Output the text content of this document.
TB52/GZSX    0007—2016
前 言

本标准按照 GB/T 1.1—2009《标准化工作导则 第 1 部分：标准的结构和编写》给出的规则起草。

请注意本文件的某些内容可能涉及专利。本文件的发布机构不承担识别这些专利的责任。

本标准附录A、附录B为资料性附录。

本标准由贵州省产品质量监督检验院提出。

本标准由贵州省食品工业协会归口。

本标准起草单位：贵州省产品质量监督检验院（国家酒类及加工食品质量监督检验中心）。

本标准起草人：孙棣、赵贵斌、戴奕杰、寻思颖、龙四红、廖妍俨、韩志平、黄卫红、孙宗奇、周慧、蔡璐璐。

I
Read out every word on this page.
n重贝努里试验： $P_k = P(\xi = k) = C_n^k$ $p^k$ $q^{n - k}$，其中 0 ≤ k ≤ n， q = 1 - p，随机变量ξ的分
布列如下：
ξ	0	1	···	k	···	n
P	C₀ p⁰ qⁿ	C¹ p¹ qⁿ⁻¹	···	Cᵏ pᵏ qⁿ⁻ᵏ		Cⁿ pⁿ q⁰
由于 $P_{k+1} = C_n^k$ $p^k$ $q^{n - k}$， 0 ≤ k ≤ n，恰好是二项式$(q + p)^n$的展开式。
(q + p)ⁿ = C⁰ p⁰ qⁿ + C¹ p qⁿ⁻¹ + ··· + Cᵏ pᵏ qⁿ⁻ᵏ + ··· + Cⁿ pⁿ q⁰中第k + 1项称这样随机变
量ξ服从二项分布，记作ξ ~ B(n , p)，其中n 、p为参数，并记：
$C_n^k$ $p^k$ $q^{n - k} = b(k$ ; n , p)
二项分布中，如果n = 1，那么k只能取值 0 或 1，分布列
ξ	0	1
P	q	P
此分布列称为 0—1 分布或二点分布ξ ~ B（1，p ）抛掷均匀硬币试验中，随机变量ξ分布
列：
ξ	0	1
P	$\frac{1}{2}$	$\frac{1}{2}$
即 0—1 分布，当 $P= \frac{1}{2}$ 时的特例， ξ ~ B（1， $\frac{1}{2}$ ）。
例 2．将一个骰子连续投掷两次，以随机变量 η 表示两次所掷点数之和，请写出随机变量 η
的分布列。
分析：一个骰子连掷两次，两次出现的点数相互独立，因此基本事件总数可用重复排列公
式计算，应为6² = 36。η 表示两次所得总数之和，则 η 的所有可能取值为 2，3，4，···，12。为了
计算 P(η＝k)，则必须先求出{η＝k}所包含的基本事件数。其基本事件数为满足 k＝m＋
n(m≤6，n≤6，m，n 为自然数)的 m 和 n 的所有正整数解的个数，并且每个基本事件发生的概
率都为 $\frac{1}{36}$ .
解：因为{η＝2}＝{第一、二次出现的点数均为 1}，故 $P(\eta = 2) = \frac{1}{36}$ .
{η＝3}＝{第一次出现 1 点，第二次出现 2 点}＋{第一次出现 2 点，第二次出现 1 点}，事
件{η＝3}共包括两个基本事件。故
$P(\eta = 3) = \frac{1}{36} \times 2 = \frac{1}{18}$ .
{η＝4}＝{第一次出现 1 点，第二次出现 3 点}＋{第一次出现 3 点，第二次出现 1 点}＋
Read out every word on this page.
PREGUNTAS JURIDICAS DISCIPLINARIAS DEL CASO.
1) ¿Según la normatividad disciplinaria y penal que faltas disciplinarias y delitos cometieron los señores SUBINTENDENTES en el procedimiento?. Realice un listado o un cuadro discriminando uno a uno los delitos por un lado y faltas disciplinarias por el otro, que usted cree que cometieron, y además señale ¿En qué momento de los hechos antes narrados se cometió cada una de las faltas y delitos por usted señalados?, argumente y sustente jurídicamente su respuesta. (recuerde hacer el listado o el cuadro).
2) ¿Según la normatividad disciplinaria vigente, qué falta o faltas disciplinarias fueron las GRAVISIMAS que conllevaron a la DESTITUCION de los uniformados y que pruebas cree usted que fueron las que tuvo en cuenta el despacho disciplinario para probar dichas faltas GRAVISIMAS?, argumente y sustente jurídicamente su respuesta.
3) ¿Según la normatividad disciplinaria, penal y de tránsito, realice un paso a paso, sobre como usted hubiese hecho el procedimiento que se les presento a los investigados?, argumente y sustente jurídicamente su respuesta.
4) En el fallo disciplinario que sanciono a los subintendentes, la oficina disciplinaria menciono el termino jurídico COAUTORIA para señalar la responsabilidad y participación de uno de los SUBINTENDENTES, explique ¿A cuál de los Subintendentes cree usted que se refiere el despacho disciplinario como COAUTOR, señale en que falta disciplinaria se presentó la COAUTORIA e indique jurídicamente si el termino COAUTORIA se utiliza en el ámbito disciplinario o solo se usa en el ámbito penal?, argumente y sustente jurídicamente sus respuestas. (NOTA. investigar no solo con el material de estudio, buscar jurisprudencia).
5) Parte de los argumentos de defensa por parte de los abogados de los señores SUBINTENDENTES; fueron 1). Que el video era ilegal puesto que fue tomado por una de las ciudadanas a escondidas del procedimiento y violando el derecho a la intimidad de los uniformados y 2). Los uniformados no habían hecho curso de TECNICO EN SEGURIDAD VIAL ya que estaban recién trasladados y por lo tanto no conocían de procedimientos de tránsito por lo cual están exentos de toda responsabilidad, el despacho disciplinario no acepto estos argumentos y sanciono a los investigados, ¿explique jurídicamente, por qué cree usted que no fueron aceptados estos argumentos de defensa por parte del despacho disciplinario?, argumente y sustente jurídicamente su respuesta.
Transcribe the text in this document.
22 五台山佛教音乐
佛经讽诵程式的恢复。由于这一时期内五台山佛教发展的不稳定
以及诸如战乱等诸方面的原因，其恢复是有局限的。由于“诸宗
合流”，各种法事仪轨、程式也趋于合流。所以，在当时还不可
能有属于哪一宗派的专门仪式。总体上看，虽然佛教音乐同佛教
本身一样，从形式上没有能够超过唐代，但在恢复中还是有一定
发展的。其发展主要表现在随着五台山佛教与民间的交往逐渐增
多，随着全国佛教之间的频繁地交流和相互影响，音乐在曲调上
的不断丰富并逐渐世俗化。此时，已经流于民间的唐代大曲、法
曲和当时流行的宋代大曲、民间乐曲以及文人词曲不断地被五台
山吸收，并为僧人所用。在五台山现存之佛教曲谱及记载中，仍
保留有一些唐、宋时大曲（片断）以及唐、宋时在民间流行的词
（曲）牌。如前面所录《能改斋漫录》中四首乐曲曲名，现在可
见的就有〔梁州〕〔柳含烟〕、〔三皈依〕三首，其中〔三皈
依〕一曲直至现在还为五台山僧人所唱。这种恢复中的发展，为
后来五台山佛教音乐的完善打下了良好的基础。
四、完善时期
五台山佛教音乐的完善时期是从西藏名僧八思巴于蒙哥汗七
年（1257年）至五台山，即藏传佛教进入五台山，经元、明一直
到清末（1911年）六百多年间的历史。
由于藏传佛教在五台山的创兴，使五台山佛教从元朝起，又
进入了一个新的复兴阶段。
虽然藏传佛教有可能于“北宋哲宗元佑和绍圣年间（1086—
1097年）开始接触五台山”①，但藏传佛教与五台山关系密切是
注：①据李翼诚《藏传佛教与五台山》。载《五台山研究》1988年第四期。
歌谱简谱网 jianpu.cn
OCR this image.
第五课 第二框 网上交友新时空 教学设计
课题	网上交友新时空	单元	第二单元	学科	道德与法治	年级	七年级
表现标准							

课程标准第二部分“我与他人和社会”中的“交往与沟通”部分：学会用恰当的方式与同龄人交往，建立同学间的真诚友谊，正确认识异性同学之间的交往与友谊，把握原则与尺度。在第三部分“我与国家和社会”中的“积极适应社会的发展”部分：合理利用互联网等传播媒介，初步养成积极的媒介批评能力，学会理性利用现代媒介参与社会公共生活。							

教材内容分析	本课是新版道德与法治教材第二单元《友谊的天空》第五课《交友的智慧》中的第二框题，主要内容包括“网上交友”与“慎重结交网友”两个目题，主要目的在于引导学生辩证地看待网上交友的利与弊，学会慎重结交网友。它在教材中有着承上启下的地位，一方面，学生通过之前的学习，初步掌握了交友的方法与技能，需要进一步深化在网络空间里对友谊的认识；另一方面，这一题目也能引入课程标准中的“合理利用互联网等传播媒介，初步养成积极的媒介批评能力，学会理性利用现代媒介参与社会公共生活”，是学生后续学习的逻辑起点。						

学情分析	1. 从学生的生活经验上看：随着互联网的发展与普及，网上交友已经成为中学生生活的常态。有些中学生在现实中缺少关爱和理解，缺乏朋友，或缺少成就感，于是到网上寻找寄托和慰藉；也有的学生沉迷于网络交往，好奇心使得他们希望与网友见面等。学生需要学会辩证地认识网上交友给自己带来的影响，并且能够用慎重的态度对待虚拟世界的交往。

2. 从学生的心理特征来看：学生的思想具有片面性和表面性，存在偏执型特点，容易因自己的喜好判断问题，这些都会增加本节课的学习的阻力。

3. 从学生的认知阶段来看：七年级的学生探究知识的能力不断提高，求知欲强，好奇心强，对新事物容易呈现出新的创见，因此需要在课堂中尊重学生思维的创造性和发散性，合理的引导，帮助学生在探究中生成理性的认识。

____

Brief:
Show every line that contains the word "text".

Task response:
Output the text content of this document.
Transcribe the text in this document.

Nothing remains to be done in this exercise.